_RECORDS FOR THIS EXERCISE_.
((

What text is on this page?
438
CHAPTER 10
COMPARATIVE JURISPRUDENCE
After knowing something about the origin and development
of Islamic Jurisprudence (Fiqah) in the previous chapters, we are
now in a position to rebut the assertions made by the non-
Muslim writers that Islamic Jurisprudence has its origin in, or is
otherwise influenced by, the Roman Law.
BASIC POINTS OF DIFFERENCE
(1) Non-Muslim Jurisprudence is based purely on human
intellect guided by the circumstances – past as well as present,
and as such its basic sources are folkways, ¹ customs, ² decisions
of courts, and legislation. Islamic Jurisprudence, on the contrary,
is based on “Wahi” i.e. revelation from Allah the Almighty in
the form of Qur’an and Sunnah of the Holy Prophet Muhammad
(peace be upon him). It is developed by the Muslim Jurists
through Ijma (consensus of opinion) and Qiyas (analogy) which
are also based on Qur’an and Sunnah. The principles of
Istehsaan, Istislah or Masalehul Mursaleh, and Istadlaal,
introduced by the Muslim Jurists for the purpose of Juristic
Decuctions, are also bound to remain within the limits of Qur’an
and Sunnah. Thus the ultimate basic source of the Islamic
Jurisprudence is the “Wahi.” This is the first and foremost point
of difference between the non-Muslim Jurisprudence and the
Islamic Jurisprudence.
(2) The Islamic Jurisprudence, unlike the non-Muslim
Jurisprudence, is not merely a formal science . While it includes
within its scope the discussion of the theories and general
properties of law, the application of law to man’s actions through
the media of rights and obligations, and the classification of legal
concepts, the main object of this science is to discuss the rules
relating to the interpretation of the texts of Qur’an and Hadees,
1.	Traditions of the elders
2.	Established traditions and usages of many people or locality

))

_REQUIREMENT_.
Copy out the full material exactly as it appears.

_THE RESULT_.
What text is on this page?
438
CHAPTER 10
COMPARATIVE JURISPRUDENCE
After knowing something about the origin and development
of Islamic Jurisprudence (Fiqah) in the previous chapters, we are
now in a position to rebut the assertions made by the non-
Muslim writers that Islamic Jurisprudence has its origin in, or is
otherwise influenced by, the Roman Law.
BASIC POINTS OF DIFFERENCE
(1) Non-Muslim Jurisprudence is based purely on human
intellect guided by the circumstances – past as well as present,
and as such its basic sources are folkways, ¹ customs, ² decisions
of courts, and legislation. Islamic Jurisprudence, on the contrary,
is based on “Wahi” i.e. revelation from Allah the Almighty in
the form of Qur’an and Sunnah of the Holy Prophet Muhammad
(peace be upon him). It is developed by the Muslim Jurists
through Ijma (consensus of opinion) and Qiyas (analogy) which
are also based on Qur’an and Sunnah. The principles of
Istehsaan, Istislah or Masalehul Mursaleh, and Istadlaal,
introduced by the Muslim Jurists for the purpose of Juristic
Decuctions, are also bound to remain within the limits of Qur’an
and Sunnah. Thus the ultimate basic source of the Islamic
Jurisprudence is the “Wahi.” This is the first and foremost point
of difference between the non-Muslim Jurisprudence and the
Islamic Jurisprudence.
(2) The Islamic Jurisprudence, unlike the non-Muslim
Jurisprudence, is not merely a formal science . While it includes
within its scope the discussion of the theories and general
properties of law, the application of law to man’s actions through
the media of rights and obligations, and the classification of legal
concepts, the main object of this science is to discuss the rules
relating to the interpretation of the texts of Qur’an and Hadees,
1.	Traditions of the elders
2.	Established traditions and usages of many people or locality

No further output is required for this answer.